[Start of The records]

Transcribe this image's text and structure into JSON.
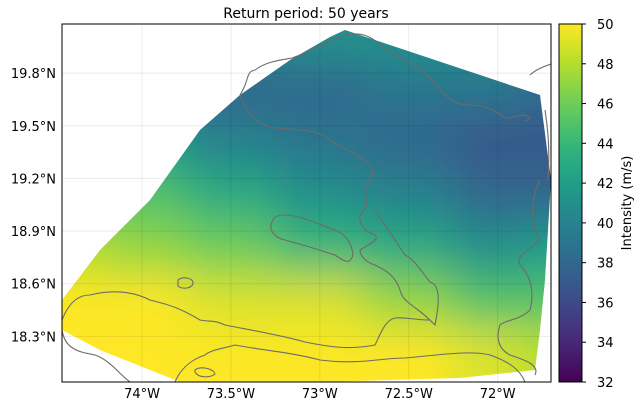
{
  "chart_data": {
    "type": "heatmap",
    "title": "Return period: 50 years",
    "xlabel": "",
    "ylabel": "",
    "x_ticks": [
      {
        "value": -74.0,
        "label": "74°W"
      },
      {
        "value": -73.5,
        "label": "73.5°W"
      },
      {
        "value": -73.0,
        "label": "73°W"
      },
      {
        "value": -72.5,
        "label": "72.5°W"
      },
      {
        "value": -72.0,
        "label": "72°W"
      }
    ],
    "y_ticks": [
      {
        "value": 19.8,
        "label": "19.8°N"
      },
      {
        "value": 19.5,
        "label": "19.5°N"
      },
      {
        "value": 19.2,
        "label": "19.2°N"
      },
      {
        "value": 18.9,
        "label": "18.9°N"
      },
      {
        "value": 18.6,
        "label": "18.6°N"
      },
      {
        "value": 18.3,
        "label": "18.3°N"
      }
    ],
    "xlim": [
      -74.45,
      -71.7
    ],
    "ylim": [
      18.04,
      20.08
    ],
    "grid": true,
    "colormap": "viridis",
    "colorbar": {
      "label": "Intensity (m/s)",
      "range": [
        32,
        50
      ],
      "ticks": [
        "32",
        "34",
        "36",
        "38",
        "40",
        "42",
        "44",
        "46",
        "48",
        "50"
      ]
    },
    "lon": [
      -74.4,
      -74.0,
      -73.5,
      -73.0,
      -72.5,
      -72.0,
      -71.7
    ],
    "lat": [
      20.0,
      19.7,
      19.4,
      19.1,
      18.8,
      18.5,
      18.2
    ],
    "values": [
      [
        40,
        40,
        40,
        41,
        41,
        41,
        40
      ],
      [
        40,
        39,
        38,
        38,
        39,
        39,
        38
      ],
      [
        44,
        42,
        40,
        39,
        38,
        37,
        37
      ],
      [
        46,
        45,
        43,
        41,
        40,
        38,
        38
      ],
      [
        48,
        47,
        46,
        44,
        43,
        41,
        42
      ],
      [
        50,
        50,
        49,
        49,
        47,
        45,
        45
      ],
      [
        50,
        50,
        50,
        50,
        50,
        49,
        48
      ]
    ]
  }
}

[End of The records]

*Stated problem*
The entries above should be reproduced exactly, without their pictures.

*Correct result*
Transcribe this image's text and structure into JSON.
{
  "chart_data": {
    "type": "heatmap",
    "title": "Return period: 50 years",
    "xlabel": "",
    "ylabel": "",
    "x_ticks": [
      {
        "value": -74.0,
        "label": "74°W"
      },
      {
        "value": -73.5,
        "label": "73.5°W"
      },
      {
        "value": -73.0,
        "label": "73°W"
      },
      {
        "value": -72.5,
        "label": "72.5°W"
      },
      {
        "value": -72.0,
        "label": "72°W"
      }
    ],
    "y_ticks": [
      {
        "value": 19.8,
        "label": "19.8°N"
      },
      {
        "value": 19.5,
        "label": "19.5°N"
      },
      {
        "value": 19.2,
        "label": "19.2°N"
      },
      {
        "value": 18.9,
        "label": "18.9°N"
      },
      {
        "value": 18.6,
        "label": "18.6°N"
      },
      {
        "value": 18.3,
        "label": "18.3°N"
      }
    ],
    "xlim": [
      -74.45,
      -71.7
    ],
    "ylim": [
      18.04,
      20.08
    ],
    "grid": true,
    "colormap": "viridis",
    "colorbar": {
      "label": "Intensity (m/s)",
      "range": [
        32,
        50
      ],
      "ticks": [
        "32",
        "34",
        "36",
        "38",
        "40",
        "42",
        "44",
        "46",
        "48",
        "50"
      ]
    },
    "lon": [
      -74.4,
      -74.0,
      -73.5,
      -73.0,
      -72.5,
      -72.0,
      -71.7
    ],
    "lat": [
      20.0,
      19.7,
      19.4,
      19.1,
      18.8,
      18.5,
      18.2
    ],
    "values": [
      [
        40,
        40,
        40,
        41,
        41,
        41,
        40
      ],
      [
        40,
        39,
        38,
        38,
        39,
        39,
        38
      ],
      [
        44,
        42,
        40,
        39,
        38,
        37,
        37
      ],
      [
        46,
        45,
        43,
        41,
        40,
        38,
        38
      ],
      [
        48,
        47,
        46,
        44,
        43,
        41,
        42
      ],
      [
        50,
        50,
        49,
        49,
        47,
        45,
        45
      ],
      [
        50,
        50,
        50,
        50,
        50,
        49,
        48
      ]
    ]
  }
}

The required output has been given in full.